What you are asked to do ▸ Give the count of lines that include the string "type". Add nothing to it.

Data section ▸
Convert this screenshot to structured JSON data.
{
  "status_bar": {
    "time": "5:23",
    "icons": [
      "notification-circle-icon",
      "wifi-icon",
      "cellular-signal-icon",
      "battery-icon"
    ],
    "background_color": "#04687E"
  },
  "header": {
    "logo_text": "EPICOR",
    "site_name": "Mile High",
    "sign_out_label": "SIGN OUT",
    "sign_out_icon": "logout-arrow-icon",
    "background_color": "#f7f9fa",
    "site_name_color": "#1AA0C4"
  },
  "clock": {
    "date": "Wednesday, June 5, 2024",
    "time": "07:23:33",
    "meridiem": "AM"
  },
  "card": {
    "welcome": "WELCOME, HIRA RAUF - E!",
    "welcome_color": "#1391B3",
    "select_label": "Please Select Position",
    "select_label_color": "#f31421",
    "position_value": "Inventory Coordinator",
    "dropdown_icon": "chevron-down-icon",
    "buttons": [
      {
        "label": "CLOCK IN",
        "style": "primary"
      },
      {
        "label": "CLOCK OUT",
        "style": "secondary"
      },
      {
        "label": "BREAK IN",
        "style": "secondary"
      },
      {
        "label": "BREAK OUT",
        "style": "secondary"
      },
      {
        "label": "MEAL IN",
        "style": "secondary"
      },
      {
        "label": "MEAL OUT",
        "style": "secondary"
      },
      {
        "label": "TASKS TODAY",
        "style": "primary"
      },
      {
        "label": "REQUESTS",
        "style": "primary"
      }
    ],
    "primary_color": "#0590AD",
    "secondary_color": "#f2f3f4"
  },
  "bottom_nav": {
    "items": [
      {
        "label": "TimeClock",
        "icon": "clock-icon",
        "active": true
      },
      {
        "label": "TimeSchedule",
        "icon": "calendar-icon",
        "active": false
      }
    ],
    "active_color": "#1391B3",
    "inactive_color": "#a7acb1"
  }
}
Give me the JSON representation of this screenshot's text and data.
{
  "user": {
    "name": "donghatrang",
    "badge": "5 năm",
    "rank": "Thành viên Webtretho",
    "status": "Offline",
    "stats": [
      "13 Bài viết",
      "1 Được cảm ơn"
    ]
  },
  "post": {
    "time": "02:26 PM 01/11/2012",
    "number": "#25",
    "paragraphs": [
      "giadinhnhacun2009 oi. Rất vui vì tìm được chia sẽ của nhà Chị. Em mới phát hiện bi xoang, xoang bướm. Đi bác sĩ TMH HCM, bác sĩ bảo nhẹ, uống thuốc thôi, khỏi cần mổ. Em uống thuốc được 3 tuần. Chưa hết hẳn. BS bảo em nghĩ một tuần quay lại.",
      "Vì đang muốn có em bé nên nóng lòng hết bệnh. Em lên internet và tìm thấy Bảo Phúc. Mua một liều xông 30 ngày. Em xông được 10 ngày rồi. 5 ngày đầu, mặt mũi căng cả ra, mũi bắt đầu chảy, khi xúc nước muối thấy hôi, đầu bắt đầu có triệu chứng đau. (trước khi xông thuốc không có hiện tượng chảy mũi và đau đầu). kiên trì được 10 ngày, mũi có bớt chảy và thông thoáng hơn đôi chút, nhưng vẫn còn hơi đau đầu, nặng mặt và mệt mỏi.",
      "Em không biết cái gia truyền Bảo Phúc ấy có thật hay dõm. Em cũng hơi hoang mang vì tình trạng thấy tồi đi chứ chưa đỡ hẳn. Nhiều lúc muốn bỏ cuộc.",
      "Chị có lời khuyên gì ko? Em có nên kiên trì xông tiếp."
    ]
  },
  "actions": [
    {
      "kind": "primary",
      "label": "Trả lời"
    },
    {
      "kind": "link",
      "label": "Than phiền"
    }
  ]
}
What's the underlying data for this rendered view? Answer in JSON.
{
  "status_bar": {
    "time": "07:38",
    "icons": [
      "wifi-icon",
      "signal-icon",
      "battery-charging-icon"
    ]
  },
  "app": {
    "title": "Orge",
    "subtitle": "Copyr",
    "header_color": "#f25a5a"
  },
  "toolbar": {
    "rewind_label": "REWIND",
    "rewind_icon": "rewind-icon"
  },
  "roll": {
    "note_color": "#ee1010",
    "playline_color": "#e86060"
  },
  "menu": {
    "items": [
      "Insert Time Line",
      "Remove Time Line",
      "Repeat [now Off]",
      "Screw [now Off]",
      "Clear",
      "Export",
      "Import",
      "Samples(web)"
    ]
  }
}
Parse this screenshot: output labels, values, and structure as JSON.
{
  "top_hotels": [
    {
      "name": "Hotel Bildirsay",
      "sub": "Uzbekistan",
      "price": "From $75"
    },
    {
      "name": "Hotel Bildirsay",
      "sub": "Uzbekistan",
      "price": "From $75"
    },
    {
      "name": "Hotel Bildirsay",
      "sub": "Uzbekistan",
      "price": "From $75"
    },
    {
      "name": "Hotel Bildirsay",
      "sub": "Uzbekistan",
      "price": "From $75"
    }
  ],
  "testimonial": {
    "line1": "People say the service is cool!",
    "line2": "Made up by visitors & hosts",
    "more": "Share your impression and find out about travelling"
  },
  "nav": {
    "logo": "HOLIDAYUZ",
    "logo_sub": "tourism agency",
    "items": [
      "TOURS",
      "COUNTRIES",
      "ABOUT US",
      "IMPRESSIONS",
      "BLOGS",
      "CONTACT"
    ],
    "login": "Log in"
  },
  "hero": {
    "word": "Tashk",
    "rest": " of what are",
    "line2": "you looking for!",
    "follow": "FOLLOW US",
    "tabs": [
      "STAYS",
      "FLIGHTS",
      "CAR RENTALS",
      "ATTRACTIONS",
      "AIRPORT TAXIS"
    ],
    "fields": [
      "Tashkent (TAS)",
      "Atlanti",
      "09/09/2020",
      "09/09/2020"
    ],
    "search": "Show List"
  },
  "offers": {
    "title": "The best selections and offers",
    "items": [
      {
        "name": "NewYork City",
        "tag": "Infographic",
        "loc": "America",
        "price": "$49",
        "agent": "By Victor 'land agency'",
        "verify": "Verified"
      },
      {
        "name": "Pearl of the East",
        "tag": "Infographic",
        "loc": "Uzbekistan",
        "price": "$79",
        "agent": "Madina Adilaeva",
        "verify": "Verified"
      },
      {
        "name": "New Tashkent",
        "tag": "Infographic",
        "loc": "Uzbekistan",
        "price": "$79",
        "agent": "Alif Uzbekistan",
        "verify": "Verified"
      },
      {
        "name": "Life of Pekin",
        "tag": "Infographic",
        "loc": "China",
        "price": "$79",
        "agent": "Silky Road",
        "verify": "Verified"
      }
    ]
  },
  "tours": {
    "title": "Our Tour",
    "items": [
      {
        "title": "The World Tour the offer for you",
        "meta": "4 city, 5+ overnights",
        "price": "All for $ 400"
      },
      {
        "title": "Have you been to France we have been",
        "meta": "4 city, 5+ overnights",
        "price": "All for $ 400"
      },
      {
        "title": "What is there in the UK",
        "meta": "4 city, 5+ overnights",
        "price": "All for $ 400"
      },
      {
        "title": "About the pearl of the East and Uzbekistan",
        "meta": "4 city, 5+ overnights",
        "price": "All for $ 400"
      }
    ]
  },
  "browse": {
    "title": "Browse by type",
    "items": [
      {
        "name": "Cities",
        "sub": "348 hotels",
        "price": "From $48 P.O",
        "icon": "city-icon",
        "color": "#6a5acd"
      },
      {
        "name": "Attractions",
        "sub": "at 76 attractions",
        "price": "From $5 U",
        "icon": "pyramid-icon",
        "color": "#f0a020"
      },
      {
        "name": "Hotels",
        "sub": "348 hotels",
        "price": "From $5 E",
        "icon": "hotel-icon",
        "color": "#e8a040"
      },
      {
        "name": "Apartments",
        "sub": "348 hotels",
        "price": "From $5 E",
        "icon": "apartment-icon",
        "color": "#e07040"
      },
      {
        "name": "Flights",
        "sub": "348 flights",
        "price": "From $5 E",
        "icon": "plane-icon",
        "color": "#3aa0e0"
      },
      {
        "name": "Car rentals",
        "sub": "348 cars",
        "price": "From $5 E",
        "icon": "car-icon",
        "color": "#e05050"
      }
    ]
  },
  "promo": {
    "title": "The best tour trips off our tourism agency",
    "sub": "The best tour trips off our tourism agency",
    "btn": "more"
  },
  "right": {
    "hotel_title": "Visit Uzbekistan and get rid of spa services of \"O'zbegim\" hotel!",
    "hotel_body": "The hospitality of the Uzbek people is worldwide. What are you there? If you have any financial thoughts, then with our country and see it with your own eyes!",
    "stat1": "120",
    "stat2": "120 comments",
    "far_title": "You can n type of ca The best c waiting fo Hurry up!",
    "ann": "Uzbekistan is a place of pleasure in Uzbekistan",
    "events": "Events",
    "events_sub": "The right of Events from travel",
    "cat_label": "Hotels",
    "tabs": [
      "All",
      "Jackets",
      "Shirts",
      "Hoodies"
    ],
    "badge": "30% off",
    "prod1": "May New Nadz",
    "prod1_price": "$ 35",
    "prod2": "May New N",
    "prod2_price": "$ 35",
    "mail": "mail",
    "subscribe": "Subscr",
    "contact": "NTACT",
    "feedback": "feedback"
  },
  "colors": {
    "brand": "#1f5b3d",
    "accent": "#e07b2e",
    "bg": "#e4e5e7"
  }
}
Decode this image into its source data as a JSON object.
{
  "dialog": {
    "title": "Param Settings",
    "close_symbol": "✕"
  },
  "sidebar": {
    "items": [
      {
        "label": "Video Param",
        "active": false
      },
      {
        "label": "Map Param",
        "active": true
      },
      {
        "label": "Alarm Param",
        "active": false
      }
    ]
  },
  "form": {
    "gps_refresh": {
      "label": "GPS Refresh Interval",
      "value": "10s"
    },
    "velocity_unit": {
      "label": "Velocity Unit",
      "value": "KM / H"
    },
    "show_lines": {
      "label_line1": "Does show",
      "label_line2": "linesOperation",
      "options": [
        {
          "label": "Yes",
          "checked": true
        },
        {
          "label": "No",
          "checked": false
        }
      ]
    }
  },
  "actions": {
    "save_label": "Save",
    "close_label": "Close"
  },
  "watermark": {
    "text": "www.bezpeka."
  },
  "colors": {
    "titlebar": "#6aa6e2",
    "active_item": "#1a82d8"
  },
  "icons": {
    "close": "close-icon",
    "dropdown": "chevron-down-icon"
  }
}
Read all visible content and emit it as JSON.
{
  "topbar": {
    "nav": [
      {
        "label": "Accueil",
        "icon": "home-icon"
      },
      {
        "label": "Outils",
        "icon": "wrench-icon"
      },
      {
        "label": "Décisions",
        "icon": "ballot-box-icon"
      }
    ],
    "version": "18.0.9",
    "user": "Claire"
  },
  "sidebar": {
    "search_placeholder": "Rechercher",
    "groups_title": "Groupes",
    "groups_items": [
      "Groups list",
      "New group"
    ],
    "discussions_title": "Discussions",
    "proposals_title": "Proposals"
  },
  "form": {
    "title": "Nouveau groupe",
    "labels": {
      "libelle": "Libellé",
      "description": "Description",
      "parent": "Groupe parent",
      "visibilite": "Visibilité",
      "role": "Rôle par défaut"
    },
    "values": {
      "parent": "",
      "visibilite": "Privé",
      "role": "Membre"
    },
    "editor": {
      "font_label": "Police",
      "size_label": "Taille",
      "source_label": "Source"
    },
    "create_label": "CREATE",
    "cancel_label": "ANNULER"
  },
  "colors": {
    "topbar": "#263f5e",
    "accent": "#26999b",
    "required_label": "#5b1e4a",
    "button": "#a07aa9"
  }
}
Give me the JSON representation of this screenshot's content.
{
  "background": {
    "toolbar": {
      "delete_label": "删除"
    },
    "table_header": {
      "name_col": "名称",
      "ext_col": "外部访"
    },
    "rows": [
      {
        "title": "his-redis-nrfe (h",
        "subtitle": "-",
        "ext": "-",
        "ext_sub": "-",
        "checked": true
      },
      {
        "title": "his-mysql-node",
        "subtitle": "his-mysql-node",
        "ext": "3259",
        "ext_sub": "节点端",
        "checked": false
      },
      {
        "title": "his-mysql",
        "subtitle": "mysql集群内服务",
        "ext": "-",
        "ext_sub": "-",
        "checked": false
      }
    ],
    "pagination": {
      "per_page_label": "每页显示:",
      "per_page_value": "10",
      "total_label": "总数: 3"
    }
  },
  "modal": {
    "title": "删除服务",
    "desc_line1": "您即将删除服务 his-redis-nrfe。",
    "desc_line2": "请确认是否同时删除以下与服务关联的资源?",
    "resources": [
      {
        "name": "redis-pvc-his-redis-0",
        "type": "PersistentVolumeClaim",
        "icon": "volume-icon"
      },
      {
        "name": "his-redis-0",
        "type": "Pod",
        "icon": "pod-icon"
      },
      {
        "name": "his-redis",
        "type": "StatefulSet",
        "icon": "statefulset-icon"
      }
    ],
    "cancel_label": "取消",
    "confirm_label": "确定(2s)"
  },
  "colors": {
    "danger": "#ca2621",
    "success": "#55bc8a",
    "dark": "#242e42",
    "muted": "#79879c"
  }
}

Completed task ▸ 5